Set problem:
Reproduce all of the data word for word.

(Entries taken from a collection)
╭──
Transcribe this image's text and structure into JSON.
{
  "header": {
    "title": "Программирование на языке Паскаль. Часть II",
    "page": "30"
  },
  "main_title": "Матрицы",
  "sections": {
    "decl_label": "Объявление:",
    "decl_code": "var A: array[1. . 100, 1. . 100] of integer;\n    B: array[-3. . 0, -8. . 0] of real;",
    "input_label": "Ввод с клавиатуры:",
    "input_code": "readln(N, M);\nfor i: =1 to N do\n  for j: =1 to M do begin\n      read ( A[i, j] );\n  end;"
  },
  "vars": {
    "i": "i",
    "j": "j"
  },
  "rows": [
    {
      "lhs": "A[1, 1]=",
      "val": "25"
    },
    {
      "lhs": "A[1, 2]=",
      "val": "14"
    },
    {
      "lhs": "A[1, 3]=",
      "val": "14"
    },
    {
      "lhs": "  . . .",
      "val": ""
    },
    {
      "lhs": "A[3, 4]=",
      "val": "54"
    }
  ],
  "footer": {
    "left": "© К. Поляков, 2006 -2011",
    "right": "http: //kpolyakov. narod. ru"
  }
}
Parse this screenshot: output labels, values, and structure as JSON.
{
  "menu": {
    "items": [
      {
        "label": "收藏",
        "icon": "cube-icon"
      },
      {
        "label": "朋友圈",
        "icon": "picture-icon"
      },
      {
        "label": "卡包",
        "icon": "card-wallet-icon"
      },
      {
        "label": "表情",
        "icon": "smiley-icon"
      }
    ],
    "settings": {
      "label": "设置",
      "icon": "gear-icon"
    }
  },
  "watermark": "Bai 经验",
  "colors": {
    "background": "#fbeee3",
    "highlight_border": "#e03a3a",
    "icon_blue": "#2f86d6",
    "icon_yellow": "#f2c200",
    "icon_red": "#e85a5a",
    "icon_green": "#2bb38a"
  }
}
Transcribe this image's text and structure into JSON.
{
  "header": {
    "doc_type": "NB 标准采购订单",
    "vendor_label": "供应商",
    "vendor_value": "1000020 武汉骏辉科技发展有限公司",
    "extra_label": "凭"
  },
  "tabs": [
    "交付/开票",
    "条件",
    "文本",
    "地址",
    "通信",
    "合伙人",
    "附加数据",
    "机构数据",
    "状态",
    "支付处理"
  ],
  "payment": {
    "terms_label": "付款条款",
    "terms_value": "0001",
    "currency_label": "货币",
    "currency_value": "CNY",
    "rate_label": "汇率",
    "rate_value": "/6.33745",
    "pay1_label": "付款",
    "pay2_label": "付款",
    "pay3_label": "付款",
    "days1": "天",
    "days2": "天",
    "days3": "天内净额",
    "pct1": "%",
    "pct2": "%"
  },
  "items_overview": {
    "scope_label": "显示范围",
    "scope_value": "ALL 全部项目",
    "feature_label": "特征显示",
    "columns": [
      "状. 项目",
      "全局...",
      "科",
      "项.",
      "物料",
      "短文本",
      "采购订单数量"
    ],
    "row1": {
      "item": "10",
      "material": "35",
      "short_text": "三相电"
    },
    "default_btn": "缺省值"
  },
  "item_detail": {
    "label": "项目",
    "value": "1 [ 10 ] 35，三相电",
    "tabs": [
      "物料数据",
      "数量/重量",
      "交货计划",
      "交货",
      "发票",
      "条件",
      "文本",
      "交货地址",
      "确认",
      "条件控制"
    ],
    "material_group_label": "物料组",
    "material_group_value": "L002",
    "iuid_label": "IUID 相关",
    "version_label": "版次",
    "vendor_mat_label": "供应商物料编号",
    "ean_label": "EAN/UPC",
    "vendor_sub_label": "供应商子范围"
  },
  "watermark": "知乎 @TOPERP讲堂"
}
╰──
Finished exercise:
Transcribe this image's text and structure into JSON.
{
  "header": {
    "title": "Программирование на языке Паскаль. Часть II",
    "page": "30"
  },
  "main_title": "Матрицы",
  "sections": {
    "decl_label": "Объявление:",
    "decl_code": "var A: array[1. . 100, 1. . 100] of integer;\n    B: array[-3. . 0, -8. . 0] of real;",
    "input_label": "Ввод с клавиатуры:",
    "input_code": "readln(N, M);\nfor i: =1 to N do\n  for j: =1 to M do begin\n      read ( A[i, j] );\n  end;"
  },
  "vars": {
    "i": "i",
    "j": "j"
  },
  "rows": [
    {
      "lhs": "A[1, 1]=",
      "val": "25"
    },
    {
      "lhs": "A[1, 2]=",
      "val": "14"
    },
    {
      "lhs": "A[1, 3]=",
      "val": "14"
    },
    {
      "lhs": "  . . .",
      "val": ""
    },
    {
      "lhs": "A[3, 4]=",
      "val": "54"
    }
  ],
  "footer": {
    "left": "© К. Поляков, 2006 -2011",
    "right": "http: //kpolyakov. narod. ru"
  }
}
Parse this screenshot: output labels, values, and structure as JSON.
{
  "menu": {
    "items": [
      {
        "label": "收藏",
        "icon": "cube-icon"
      },
      {
        "label": "朋友圈",
        "icon": "picture-icon"
      },
      {
        "label": "卡包",
        "icon": "card-wallet-icon"
      },
      {
        "label": "表情",
        "icon": "smiley-icon"
      }
    ],
    "settings": {
      "label": "设置",
      "icon": "gear-icon"
    }
  },
  "watermark": "Bai 经验",
  "colors": {
    "background": "#fbeee3",
    "highlight_border": "#e03a3a",
    "icon_blue": "#2f86d6",
    "icon_yellow": "#f2c200",
    "icon_red": "#e85a5a",
    "icon_green": "#2bb38a"
  }
}
Transcribe this image's text and structure into JSON.
{
  "header": {
    "doc_type": "NB 标准采购订单",
    "vendor_label": "供应商",
    "vendor_value": "1000020 武汉骏辉科技发展有限公司",
    "extra_label": "凭"
  },
  "tabs": [
    "交付/开票",
    "条件",
    "文本",
    "地址",
    "通信",
    "合伙人",
    "附加数据",
    "机构数据",
    "状态",
    "支付处理"
  ],
  "payment": {
    "terms_label": "付款条款",
    "terms_value": "0001",
    "currency_label": "货币",
    "currency_value": "CNY",
    "rate_label": "汇率",
    "rate_value": "/6.33745",
    "pay1_label": "付款",
    "pay2_label": "付款",
    "pay3_label": "付款",
    "days1": "天",
    "days2": "天",
    "days3": "天内净额",
    "pct1": "%",
    "pct2": "%"
  },
  "items_overview": {
    "scope_label": "显示范围",
    "scope_value": "ALL 全部项目",
    "feature_label": "特征显示",
    "columns": [
      "状. 项目",
      "全局...",
      "科",
      "项.",
      "物料",
      "短文本",
      "采购订单数量"
    ],
    "row1": {
      "item": "10",
      "material": "35",
      "short_text": "三相电"
    },
    "default_btn": "缺省值"
  },
  "item_detail": {
    "label": "项目",
    "value": "1 [ 10 ] 35，三相电",
    "tabs": [
      "物料数据",
      "数量/重量",
      "交货计划",
      "交货",
      "发票",
      "条件",
      "文本",
      "交货地址",
      "确认",
      "条件控制"
    ],
    "material_group_label": "物料组",
    "material_group_value": "L002",
    "iuid_label": "IUID 相关",
    "version_label": "版次",
    "vendor_mat_label": "供应商物料编号",
    "ean_label": "EAN/UPC",
    "vendor_sub_label": "供应商子范围"
  },
  "watermark": "知乎 @TOPERP讲堂"
}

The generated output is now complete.